*** EXTRACTED INFORMATION
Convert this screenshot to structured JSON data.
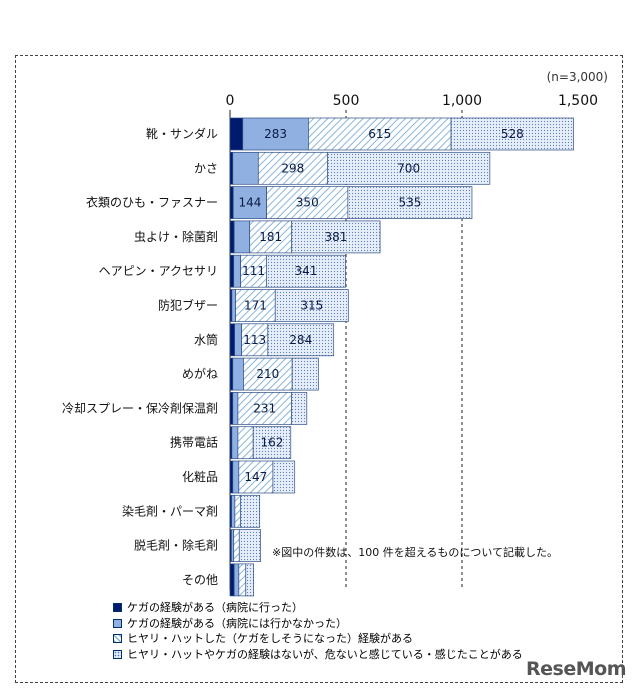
{
  "chart_data": {
    "type": "bar",
    "orientation": "horizontal",
    "stacked": true,
    "sample_note": "(n=3,000)",
    "xlim": [
      0,
      1500
    ],
    "ticks": [
      {
        "value": 0,
        "label": "0"
      },
      {
        "value": 500,
        "label": "500"
      },
      {
        "value": 1000,
        "label": "1,000"
      },
      {
        "value": 1500,
        "label": "1,500"
      }
    ],
    "grid": "vertical dashed at 500 and 1000",
    "categories": [
      "靴・サンダル",
      "かさ",
      "衣類のひも・ファスナー",
      "虫よけ・除菌剤",
      "ヘアピン・アクセサリ",
      "防犯ブザー",
      "水筒",
      "めがね",
      "冷却スプレー・保冷剤保温剤",
      "携帯電話",
      "化粧品",
      "染毛剤・パーマ剤",
      "脱毛剤・除毛剤",
      "その他"
    ],
    "series": [
      {
        "name": "ケガの経験がある（病院に行った）",
        "color": "#001b6e",
        "values": [
          55,
          12,
          14,
          18,
          16,
          8,
          20,
          12,
          12,
          8,
          12,
          7,
          6,
          18
        ]
      },
      {
        "name": "ケガの経験がある（病院には行かなかった）",
        "color": "#8fb0e0",
        "values": [
          283,
          110,
          144,
          67,
          30,
          16,
          30,
          46,
          22,
          26,
          26,
          14,
          10,
          20
        ]
      },
      {
        "name": "ヒヤリ・ハットした（ケガをしそうになった）経験がある",
        "color": "#8ab4dc",
        "values": [
          615,
          298,
          350,
          181,
          111,
          171,
          113,
          210,
          231,
          66,
          147,
          24,
          24,
          30
        ]
      },
      {
        "name": "ヒヤリ・ハットやケガの経験はないが、危ないと感じている・感じたことがある",
        "color": "#e6eefa",
        "values": [
          528,
          700,
          535,
          381,
          341,
          315,
          284,
          113,
          66,
          162,
          94,
          83,
          92,
          34
        ]
      }
    ],
    "data_labels": [
      [
        "",
        "283",
        "615",
        "528"
      ],
      [
        "",
        "",
        "298",
        "700"
      ],
      [
        "",
        "144",
        "350",
        "535"
      ],
      [
        "",
        "",
        "181",
        "381"
      ],
      [
        "",
        "",
        "111",
        "341"
      ],
      [
        "",
        "",
        "171",
        "315"
      ],
      [
        "",
        "",
        "113",
        "284"
      ],
      [
        "",
        "",
        "210",
        ""
      ],
      [
        "",
        "",
        "231",
        ""
      ],
      [
        "",
        "",
        "",
        "162"
      ],
      [
        "",
        "",
        "147",
        ""
      ],
      [
        "",
        "",
        "",
        ""
      ],
      [
        "",
        "",
        "",
        ""
      ],
      [
        "",
        "",
        "",
        ""
      ]
    ],
    "note": "※図中の件数は、100 件を超えるものについて記載した。",
    "legend_placement": "bottom-left"
  },
  "watermark": "ReseMom"
}
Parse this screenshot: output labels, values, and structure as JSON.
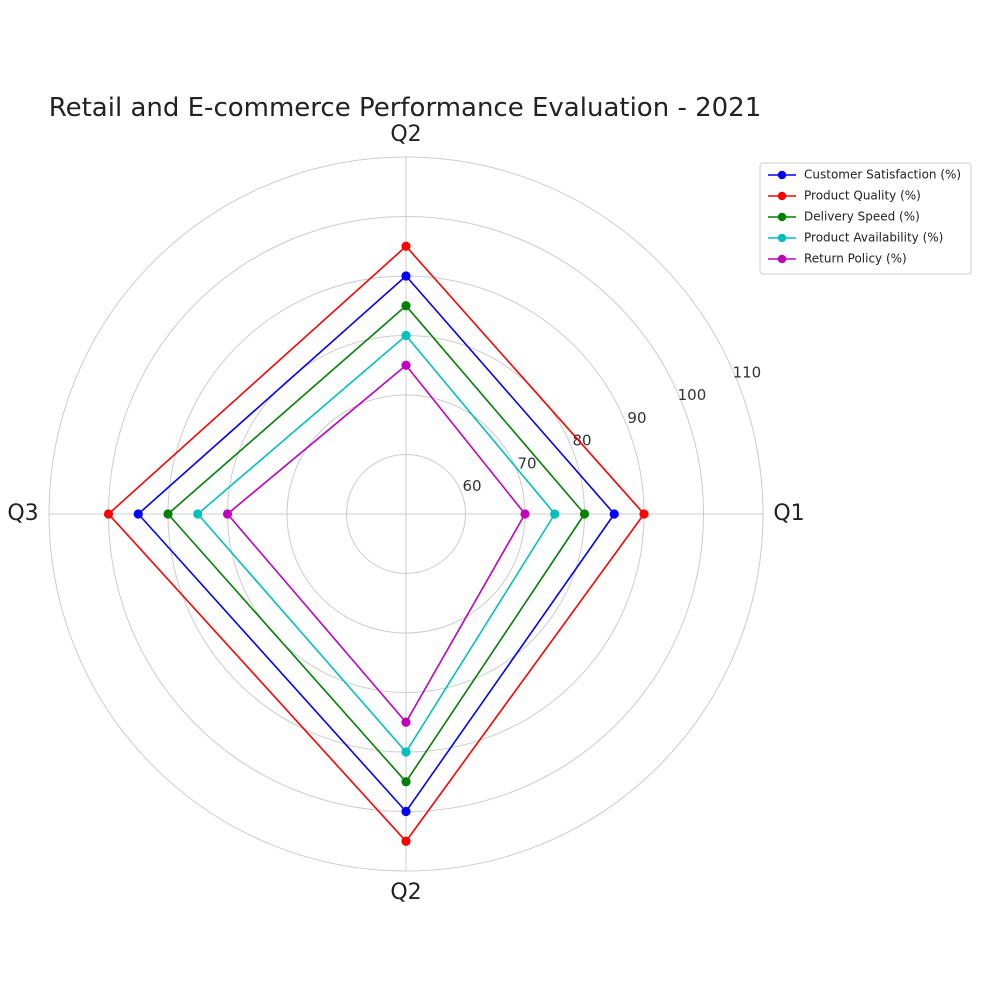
******
TASK STATEMENT -> Go through the material and copy out every line with "color" in it.

SOLUTION TO THIS EXERCISE ->
        "color": "#001b6e",
        "color": "#8fb0e0",
        "color": "#8ab4dc",
        "color": "#e6eefa",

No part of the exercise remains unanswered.